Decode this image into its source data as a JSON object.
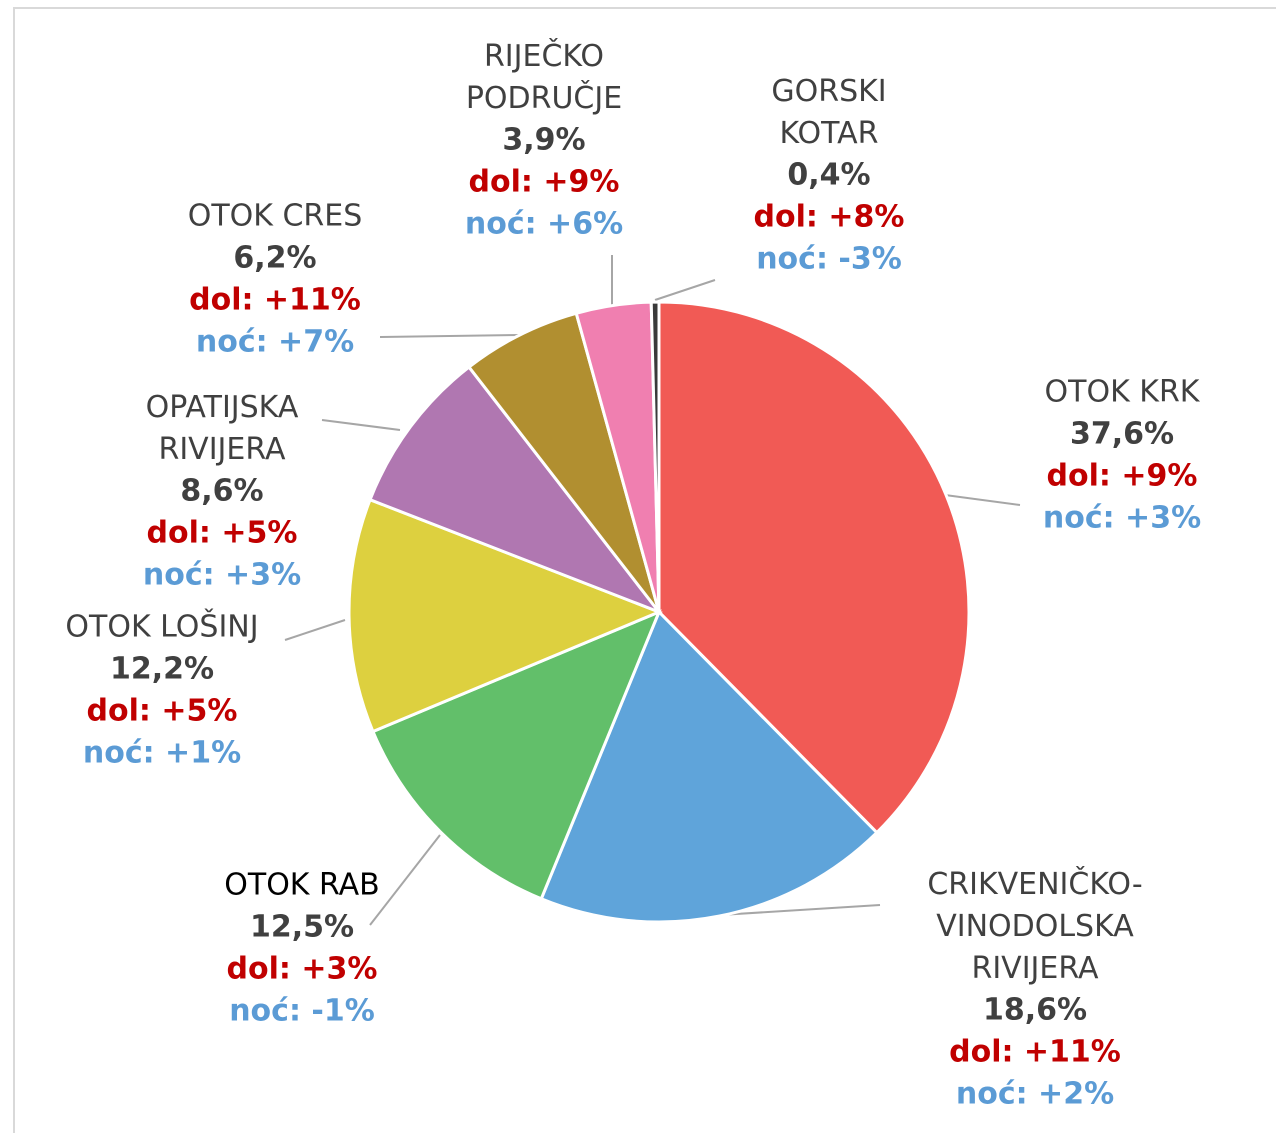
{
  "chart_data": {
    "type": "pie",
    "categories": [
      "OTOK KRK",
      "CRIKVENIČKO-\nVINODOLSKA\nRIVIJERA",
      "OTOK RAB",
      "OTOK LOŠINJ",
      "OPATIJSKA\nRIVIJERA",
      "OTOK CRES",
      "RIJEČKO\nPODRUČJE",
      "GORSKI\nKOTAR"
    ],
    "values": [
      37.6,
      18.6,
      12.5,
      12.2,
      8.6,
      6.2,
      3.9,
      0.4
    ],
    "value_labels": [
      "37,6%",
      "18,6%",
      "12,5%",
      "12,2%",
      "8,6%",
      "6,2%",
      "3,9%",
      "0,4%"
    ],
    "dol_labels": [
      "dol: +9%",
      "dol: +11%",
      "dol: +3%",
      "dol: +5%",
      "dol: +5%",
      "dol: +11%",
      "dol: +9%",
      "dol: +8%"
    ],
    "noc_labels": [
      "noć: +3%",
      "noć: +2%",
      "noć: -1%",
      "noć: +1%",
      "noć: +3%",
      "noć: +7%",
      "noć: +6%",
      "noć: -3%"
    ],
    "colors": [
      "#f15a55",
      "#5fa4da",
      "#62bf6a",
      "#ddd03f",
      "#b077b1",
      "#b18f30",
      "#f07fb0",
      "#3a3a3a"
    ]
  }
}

- - -

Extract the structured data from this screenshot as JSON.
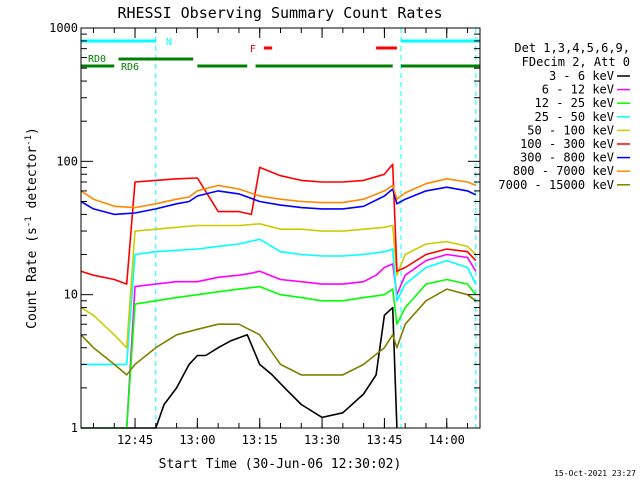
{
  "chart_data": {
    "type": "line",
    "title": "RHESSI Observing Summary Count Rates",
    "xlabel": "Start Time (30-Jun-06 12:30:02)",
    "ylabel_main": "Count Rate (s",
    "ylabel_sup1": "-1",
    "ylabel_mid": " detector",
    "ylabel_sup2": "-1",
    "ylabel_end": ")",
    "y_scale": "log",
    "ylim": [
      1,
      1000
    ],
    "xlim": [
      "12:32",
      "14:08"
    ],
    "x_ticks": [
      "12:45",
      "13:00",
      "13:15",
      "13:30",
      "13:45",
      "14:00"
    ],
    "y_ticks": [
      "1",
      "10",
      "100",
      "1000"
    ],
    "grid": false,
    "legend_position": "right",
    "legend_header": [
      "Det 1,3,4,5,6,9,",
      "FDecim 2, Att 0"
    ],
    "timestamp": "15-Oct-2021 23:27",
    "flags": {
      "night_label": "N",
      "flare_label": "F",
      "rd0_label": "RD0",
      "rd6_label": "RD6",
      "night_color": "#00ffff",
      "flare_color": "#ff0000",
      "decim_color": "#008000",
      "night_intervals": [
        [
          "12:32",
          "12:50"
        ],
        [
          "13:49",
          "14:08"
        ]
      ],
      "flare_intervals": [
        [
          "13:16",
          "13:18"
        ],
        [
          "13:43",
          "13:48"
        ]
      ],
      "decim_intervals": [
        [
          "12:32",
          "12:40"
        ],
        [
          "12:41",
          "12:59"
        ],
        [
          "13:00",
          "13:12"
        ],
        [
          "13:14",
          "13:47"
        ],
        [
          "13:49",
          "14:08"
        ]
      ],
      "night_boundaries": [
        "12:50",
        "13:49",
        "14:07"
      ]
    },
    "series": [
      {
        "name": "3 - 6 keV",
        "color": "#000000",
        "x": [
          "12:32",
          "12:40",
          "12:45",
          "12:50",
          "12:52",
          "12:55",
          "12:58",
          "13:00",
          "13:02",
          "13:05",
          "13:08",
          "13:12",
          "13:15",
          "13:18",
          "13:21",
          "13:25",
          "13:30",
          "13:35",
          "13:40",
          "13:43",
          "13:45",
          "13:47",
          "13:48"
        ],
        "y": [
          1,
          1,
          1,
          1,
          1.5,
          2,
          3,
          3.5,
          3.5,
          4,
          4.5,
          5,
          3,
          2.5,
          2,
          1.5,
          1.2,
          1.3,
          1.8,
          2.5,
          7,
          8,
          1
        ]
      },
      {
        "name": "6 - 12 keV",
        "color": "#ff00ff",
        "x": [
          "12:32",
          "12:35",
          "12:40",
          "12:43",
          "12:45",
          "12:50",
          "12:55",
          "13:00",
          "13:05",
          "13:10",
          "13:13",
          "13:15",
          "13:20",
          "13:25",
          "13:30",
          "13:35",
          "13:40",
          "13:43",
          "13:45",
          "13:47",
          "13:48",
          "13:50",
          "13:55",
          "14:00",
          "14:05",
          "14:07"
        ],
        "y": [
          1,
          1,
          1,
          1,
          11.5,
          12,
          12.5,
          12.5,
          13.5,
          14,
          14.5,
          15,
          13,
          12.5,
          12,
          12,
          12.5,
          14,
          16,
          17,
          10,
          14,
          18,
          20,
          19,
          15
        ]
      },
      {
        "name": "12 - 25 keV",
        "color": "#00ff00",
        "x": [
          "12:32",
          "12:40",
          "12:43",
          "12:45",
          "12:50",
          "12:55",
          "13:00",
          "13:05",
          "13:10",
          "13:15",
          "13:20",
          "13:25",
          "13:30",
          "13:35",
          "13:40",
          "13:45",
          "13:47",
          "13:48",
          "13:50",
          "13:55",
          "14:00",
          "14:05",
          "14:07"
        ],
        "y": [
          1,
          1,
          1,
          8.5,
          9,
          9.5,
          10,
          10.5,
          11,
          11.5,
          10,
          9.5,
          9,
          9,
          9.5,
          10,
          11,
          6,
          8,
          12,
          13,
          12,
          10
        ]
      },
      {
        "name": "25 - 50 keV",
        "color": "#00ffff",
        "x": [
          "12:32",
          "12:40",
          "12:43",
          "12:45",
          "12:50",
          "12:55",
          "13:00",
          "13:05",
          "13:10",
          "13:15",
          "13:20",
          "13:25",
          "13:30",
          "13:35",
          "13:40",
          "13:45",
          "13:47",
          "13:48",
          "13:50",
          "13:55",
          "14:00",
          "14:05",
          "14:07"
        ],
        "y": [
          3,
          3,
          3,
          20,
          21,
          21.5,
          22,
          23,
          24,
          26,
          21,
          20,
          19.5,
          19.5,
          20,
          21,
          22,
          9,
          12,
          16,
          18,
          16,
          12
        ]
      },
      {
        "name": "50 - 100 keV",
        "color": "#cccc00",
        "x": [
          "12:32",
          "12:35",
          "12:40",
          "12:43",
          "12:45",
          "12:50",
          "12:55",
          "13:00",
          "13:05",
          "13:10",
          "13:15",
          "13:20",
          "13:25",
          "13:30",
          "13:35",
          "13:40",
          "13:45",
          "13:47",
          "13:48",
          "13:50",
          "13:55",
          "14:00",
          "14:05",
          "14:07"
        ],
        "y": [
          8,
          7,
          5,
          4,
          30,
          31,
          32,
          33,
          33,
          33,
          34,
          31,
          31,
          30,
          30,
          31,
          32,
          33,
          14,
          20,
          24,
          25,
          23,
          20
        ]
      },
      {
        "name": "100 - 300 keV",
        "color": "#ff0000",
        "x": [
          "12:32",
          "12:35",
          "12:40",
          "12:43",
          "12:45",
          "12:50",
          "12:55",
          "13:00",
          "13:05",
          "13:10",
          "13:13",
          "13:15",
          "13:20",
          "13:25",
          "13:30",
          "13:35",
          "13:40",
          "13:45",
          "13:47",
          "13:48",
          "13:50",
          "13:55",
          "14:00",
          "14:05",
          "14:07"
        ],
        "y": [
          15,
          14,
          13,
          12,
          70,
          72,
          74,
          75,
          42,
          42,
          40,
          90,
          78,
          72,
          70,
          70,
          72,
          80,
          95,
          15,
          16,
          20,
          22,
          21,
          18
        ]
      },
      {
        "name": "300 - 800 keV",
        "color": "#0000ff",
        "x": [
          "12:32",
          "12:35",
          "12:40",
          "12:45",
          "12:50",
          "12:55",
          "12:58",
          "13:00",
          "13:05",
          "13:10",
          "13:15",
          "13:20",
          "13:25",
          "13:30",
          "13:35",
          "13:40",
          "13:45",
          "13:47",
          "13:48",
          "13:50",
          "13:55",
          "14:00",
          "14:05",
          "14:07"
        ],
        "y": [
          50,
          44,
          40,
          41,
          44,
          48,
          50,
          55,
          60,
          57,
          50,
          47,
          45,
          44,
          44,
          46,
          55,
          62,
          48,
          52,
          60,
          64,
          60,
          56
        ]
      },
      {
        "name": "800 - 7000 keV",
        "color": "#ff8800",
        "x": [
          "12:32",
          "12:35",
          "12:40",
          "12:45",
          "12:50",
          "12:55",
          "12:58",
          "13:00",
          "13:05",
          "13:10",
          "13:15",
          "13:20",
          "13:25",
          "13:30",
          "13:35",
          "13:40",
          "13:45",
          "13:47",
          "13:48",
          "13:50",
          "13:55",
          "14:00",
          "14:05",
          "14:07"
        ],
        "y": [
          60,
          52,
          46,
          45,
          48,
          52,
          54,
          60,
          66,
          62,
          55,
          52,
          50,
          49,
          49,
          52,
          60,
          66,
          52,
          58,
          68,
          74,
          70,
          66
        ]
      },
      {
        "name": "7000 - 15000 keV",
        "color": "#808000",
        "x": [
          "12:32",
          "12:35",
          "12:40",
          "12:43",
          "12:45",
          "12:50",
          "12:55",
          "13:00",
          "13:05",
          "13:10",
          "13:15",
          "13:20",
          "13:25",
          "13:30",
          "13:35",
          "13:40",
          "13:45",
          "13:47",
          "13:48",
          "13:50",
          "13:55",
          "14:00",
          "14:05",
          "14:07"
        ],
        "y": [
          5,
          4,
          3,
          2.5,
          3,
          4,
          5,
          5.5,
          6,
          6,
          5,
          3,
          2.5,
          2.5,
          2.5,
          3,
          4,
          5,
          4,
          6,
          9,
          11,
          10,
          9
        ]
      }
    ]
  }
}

- - -

■ WHAT NEEDS TO BE DONE
Pull every line containing the word "name" out of the material and copy it.

■ RIGHT ANSWER
        "name": "3 - 6 keV",
        "name": "6 - 12 keV",
        "name": "12 - 25 keV",
        "name": "25 - 50 keV",
        "name": "50 - 100 keV",
        "name": "100 - 300 keV",
        "name": "300 - 800 keV",
        "name": "800 - 7000 keV",
        "name": "7000 - 15000 keV",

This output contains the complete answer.